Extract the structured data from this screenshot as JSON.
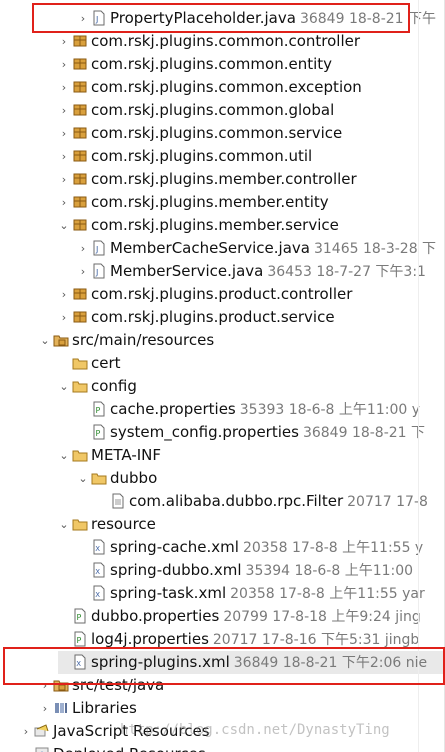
{
  "tree": {
    "rows": [
      {
        "label": "PropertyPlaceholder.java",
        "meta": "36849  18-8-21 下午",
        "icon": "java-file-icon",
        "twisty": "closed",
        "indent": 1
      },
      {
        "label": "com.rskj.plugins.common.controller",
        "meta": "",
        "icon": "package-icon",
        "twisty": "closed",
        "indent": 0
      },
      {
        "label": "com.rskj.plugins.common.entity",
        "meta": "",
        "icon": "package-icon",
        "twisty": "closed",
        "indent": 0
      },
      {
        "label": "com.rskj.plugins.common.exception",
        "meta": "",
        "icon": "package-icon",
        "twisty": "closed",
        "indent": 0
      },
      {
        "label": "com.rskj.plugins.common.global",
        "meta": "",
        "icon": "package-icon",
        "twisty": "closed",
        "indent": 0
      },
      {
        "label": "com.rskj.plugins.common.service",
        "meta": "",
        "icon": "package-icon",
        "twisty": "closed",
        "indent": 0
      },
      {
        "label": "com.rskj.plugins.common.util",
        "meta": "",
        "icon": "package-icon",
        "twisty": "closed",
        "indent": 0
      },
      {
        "label": "com.rskj.plugins.member.controller",
        "meta": "",
        "icon": "package-icon",
        "twisty": "closed",
        "indent": 0
      },
      {
        "label": "com.rskj.plugins.member.entity",
        "meta": "",
        "icon": "package-icon",
        "twisty": "closed",
        "indent": 0
      },
      {
        "label": "com.rskj.plugins.member.service",
        "meta": "",
        "icon": "package-icon",
        "twisty": "open",
        "indent": 0
      },
      {
        "label": "MemberCacheService.java",
        "meta": "31465  18-3-28 下",
        "icon": "java-file-icon",
        "twisty": "closed",
        "indent": 1
      },
      {
        "label": "MemberService.java",
        "meta": "36453  18-7-27 下午3:1",
        "icon": "java-file-icon",
        "twisty": "closed",
        "indent": 1
      },
      {
        "label": "com.rskj.plugins.product.controller",
        "meta": "",
        "icon": "package-icon",
        "twisty": "closed",
        "indent": 0
      },
      {
        "label": "com.rskj.plugins.product.service",
        "meta": "",
        "icon": "package-icon",
        "twisty": "closed",
        "indent": 0
      },
      {
        "label": "src/main/resources",
        "meta": "",
        "icon": "source-folder-icon",
        "twisty": "open",
        "indent": -1
      },
      {
        "label": "cert",
        "meta": "",
        "icon": "folder-icon",
        "twisty": "none",
        "indent": 0
      },
      {
        "label": "config",
        "meta": "",
        "icon": "folder-icon",
        "twisty": "open",
        "indent": 0
      },
      {
        "label": "cache.properties",
        "meta": "35393  18-6-8 上午11:00  y",
        "icon": "properties-file-icon",
        "twisty": "none",
        "indent": 1
      },
      {
        "label": "system_config.properties",
        "meta": "36849  18-8-21 下",
        "icon": "properties-file-icon",
        "twisty": "none",
        "indent": 1
      },
      {
        "label": "META-INF",
        "meta": "",
        "icon": "folder-icon",
        "twisty": "open",
        "indent": 0
      },
      {
        "label": "dubbo",
        "meta": "",
        "icon": "folder-icon",
        "twisty": "open",
        "indent": 1
      },
      {
        "label": "com.alibaba.dubbo.rpc.Filter",
        "meta": "20717  17-8",
        "icon": "text-file-icon",
        "twisty": "none",
        "indent": 2
      },
      {
        "label": "resource",
        "meta": "",
        "icon": "folder-icon",
        "twisty": "open",
        "indent": 0
      },
      {
        "label": "spring-cache.xml",
        "meta": "20358  17-8-8 上午11:55  y",
        "icon": "xml-file-icon",
        "twisty": "none",
        "indent": 1
      },
      {
        "label": "spring-dubbo.xml",
        "meta": "35394  18-6-8 上午11:00",
        "icon": "xml-file-icon",
        "twisty": "none",
        "indent": 1
      },
      {
        "label": "spring-task.xml",
        "meta": "20358  17-8-8 上午11:55  yar",
        "icon": "xml-file-icon",
        "twisty": "none",
        "indent": 1
      },
      {
        "label": "dubbo.properties",
        "meta": "20799  17-8-18 上午9:24  jing",
        "icon": "properties-file-icon",
        "twisty": "none",
        "indent": 0
      },
      {
        "label": "log4j.properties",
        "meta": "20717  17-8-16 下午5:31  jingb",
        "icon": "properties-file-icon",
        "twisty": "none",
        "indent": 0
      },
      {
        "label": "spring-plugins.xml",
        "meta": "36849  18-8-21 下午2:06  nie",
        "icon": "xml-file-icon",
        "twisty": "none",
        "indent": 0
      },
      {
        "label": "src/test/java",
        "meta": "",
        "icon": "source-folder-icon",
        "twisty": "closed",
        "indent": -1
      },
      {
        "label": "Libraries",
        "meta": "",
        "icon": "library-icon",
        "twisty": "closed",
        "indent": -1
      },
      {
        "label": "JavaScript Resources",
        "meta": "",
        "icon": "js-resources-icon",
        "twisty": "closed",
        "indent": -2
      },
      {
        "label": "Deployed Resources",
        "meta": "",
        "icon": "deployed-resources-icon",
        "twisty": "closed",
        "indent": -2
      }
    ],
    "selected_label": "spring-plugins.xml"
  },
  "watermark": "http://blog.csdn.net/DynastyTing",
  "colors": {
    "highlight": "#e0211a",
    "selection": "#e9e9e9"
  }
}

#### [What the exercise asks]
Search the entries for the word "spring" and gather every line where it appears.

#### [Full response]
        "label": "spring-cache.xml",
        "label": "spring-dubbo.xml",
        "label": "spring-task.xml",
        "label": "spring-plugins.xml",
    "selected_label": "spring-plugins.xml"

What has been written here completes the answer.